### What you have to do
Write the records out again, precisely as they stand.

[Extracted data entries]
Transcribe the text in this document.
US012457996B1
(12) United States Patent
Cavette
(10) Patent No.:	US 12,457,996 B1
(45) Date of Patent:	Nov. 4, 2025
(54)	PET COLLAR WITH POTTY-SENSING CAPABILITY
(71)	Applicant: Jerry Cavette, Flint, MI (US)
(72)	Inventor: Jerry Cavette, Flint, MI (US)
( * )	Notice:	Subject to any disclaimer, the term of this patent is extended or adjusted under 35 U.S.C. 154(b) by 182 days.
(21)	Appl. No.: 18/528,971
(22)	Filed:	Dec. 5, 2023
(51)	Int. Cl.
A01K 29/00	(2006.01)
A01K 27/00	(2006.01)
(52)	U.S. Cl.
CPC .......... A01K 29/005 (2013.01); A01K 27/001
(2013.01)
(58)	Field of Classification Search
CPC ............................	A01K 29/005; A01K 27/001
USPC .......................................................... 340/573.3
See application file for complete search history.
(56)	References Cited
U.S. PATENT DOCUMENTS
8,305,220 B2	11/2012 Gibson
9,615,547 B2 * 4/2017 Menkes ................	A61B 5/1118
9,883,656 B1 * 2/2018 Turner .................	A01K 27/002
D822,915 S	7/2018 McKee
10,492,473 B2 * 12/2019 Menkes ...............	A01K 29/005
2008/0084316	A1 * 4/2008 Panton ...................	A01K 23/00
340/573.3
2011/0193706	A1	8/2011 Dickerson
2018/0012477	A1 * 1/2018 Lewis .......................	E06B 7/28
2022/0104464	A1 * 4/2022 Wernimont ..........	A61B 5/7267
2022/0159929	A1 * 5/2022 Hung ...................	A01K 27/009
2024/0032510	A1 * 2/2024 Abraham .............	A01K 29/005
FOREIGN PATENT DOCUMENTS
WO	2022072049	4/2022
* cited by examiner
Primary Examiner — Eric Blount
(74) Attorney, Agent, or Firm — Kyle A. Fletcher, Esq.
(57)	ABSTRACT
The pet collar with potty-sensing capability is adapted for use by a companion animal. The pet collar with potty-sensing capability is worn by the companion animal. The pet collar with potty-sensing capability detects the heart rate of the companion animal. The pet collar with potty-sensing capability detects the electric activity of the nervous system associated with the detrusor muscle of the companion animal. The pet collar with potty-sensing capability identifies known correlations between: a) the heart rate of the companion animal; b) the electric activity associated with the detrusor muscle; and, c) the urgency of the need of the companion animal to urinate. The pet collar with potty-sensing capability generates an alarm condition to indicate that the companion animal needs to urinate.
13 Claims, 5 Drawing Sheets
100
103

### Response
Transcribe the text in this document.
US012457996B1
(12) United States Patent
Cavette
(10) Patent No.:	US 12,457,996 B1
(45) Date of Patent:	Nov. 4, 2025
(54)	PET COLLAR WITH POTTY-SENSING CAPABILITY
(71)	Applicant: Jerry Cavette, Flint, MI (US)
(72)	Inventor: Jerry Cavette, Flint, MI (US)
( * )	Notice:	Subject to any disclaimer, the term of this patent is extended or adjusted under 35 U.S.C. 154(b) by 182 days.
(21)	Appl. No.: 18/528,971
(22)	Filed:	Dec. 5, 2023
(51)	Int. Cl.
A01K 29/00	(2006.01)
A01K 27/00	(2006.01)
(52)	U.S. Cl.
CPC .......... A01K 29/005 (2013.01); A01K 27/001
(2013.01)
(58)	Field of Classification Search
CPC ............................	A01K 29/005; A01K 27/001
USPC .......................................................... 340/573.3
See application file for complete search history.
(56)	References Cited
U.S. PATENT DOCUMENTS
8,305,220 B2	11/2012 Gibson
9,615,547 B2 * 4/2017 Menkes ................	A61B 5/1118
9,883,656 B1 * 2/2018 Turner .................	A01K 27/002
D822,915 S	7/2018 McKee
10,492,473 B2 * 12/2019 Menkes ...............	A01K 29/005
2008/0084316	A1 * 4/2008 Panton ...................	A01K 23/00
340/573.3
2011/0193706	A1	8/2011 Dickerson
2018/0012477	A1 * 1/2018 Lewis .......................	E06B 7/28
2022/0104464	A1 * 4/2022 Wernimont ..........	A61B 5/7267
2022/0159929	A1 * 5/2022 Hung ...................	A01K 27/009
2024/0032510	A1 * 2/2024 Abraham .............	A01K 29/005
FOREIGN PATENT DOCUMENTS
WO	2022072049	4/2022
* cited by examiner
Primary Examiner — Eric Blount
(74) Attorney, Agent, or Firm — Kyle A. Fletcher, Esq.
(57)	ABSTRACT
The pet collar with potty-sensing capability is adapted for use by a companion animal. The pet collar with potty-sensing capability is worn by the companion animal. The pet collar with potty-sensing capability detects the heart rate of the companion animal. The pet collar with potty-sensing capability detects the electric activity of the nervous system associated with the detrusor muscle of the companion animal. The pet collar with potty-sensing capability identifies known correlations between: a) the heart rate of the companion animal; b) the electric activity associated with the detrusor muscle; and, c) the urgency of the need of the companion animal to urinate. The pet collar with potty-sensing capability generates an alarm condition to indicate that the companion animal needs to urinate.
13 Claims, 5 Drawing Sheets
100
103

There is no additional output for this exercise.